> _Exercise tasks_
#1 Answer these questions from the Squid proxy text.
(a) What Content-Type does the proxy-test output report?
(b) What value does the Age header show?
(c) In the test case with bad connectivity, what was unplugged?
#2 Pick up the Squid proxy text after its final sentence and keep writing.

:: Text passage ::

When network connectivity is GOOD, everything works well and I get cache HITS ...
# /var/log/squid/access.log
1705587538.837 238 127.0.0.1 NONE_NONE/200 0 CONNECT stuff.amazonaws.com:443 - HIER_DIRECT/3.136.246.238 -
1705587538.838 0 127.0.0.1 TCP_MEM_HIT/200 32818 GET https://stuff.amazonaws.com/api/v1/stuff/stuff.json - HIER_NONE/- application/json
# extract from /usr/bin/proxy-test output
< HTTP/1.1 200 OK
< Date: Thu, 18 Jan 2024 13:38:01 GMT
< Content-Type: application/json
< Content-Length: 32187
< x-amzn-RequestId: 8afba80e-6df7-4d5b-a34b-a70bd9b54380
< Last-Modified: 2024-01-03T11:23:19.000Z
< Access-Control-Allow-Origin: *
< x-amz-apigw-id: RvN1CF2_iYcEokA=
< Cache-Control: max-age=2147483648,public,stale-if-error
< ETag: "53896156c4e8e26933188a092c4e40f1"
< X-Amzn-Trace-Id: Root=1-65a929b9-3bd3285934151c1a2495481a
< Age: 2578
< Warning: 110 squid/5.7 "Response is stale"
< X-Cache: HIT from ubuntu-pc
< X-Cache-Lookup: HIT from ubuntu-pc:3129
< Via: 1.1 ubuntu-pc (squid/5.7)
< Connection: keep-alive
When network connectivity is BAD, I get errors and a cache MISS. In this test case I unplugged the ethernet cable from the back on the ubuntu-pc ...

:::
:: Data excerpts ::

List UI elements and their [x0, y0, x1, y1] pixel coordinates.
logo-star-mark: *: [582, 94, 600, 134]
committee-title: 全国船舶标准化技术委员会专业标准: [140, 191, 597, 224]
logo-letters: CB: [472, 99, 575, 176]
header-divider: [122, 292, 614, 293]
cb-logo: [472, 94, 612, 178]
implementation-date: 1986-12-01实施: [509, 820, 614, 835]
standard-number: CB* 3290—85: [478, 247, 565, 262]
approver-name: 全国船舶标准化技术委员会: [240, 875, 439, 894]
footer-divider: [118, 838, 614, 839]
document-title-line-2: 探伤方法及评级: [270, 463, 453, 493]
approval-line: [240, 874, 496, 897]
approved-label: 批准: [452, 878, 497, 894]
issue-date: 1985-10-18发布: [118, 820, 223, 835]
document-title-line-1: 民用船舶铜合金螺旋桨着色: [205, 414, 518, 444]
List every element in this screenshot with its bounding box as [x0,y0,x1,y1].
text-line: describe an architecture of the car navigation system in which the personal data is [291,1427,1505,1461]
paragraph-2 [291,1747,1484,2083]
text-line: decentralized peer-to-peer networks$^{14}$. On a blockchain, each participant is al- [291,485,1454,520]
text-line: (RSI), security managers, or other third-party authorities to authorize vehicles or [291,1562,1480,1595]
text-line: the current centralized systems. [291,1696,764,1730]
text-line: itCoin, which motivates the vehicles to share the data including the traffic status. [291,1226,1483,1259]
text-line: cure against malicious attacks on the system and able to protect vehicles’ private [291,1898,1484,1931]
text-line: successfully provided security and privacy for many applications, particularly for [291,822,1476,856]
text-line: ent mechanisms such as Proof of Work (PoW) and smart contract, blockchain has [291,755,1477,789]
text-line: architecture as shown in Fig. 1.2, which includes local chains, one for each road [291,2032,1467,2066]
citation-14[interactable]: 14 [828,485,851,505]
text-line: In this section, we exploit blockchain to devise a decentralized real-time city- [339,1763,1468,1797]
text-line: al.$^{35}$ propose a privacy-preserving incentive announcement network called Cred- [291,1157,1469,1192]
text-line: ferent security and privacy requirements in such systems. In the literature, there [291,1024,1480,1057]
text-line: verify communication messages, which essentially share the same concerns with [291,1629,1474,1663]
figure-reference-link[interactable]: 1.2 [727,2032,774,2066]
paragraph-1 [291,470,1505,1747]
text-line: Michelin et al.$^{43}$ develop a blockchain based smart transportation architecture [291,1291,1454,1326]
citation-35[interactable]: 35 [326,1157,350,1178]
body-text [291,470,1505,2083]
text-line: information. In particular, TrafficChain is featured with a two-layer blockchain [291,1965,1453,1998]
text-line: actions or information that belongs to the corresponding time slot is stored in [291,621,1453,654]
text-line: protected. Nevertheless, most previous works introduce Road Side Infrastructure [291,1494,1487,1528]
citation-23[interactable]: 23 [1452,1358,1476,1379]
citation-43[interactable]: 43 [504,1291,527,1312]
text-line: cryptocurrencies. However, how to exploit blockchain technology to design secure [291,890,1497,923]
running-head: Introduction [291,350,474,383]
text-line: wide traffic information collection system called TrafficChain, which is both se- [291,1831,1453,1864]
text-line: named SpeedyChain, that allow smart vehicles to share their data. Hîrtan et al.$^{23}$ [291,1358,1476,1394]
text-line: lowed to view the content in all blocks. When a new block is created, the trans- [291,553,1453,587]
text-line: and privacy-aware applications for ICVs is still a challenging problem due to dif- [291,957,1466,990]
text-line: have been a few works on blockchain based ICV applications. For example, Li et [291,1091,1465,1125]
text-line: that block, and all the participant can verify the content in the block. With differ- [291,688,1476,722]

:::

> _Answers for the tasks_
#1
(a) application/json
(b) 2578
(c) The ethernet cable from the back of the ubuntu-pc.

#2
# /var/log/squid/access.log
1705588717.420 11 127.0.0.1 NONE_NONE/200 0 CONNECT stuff.amazonaws.com:443 - HIER_DIRECT/3.135.162.228 -
1705588717.420 0 127.0.0.1 NONE_NONE/503 4087 GET https://stuff.amazonaws.com/api/v1/stuff/stuff.json - HIER_NONE/- text/html
# extract from /usr/bin/proxy-test output
< HTTP/1.1 503 Service Unavailable
< Server: squid/5.7
< Mime-Version: 1.0
< Date: Thu, 18 Jan 2024 14:38:37 GMT
< Content-Type: text/html;charset=utf-8
< Content-Length: 3692
< X-Squid-Error: ERR_CONNECT_FAIL 101
< Vary: Accept-Language
< Content-Language: en
< X-Cache: MISS from ubuntu-pc
< X-Cache-Lookup: NONE from ubuntu-pc:3129
< Via: 1.1 ubuntu-pc (squid/5.7)
< Connection: close
I have also seen it error in a different way with a 502 but with the same ultimate result.
My expectation/hope is that squid would return the cached object on any network failure in between ubuntu-pc and the AWS endpoint - and continue to return this cached object forever. Is this something squid can do? It would seem that offline_mode should do this?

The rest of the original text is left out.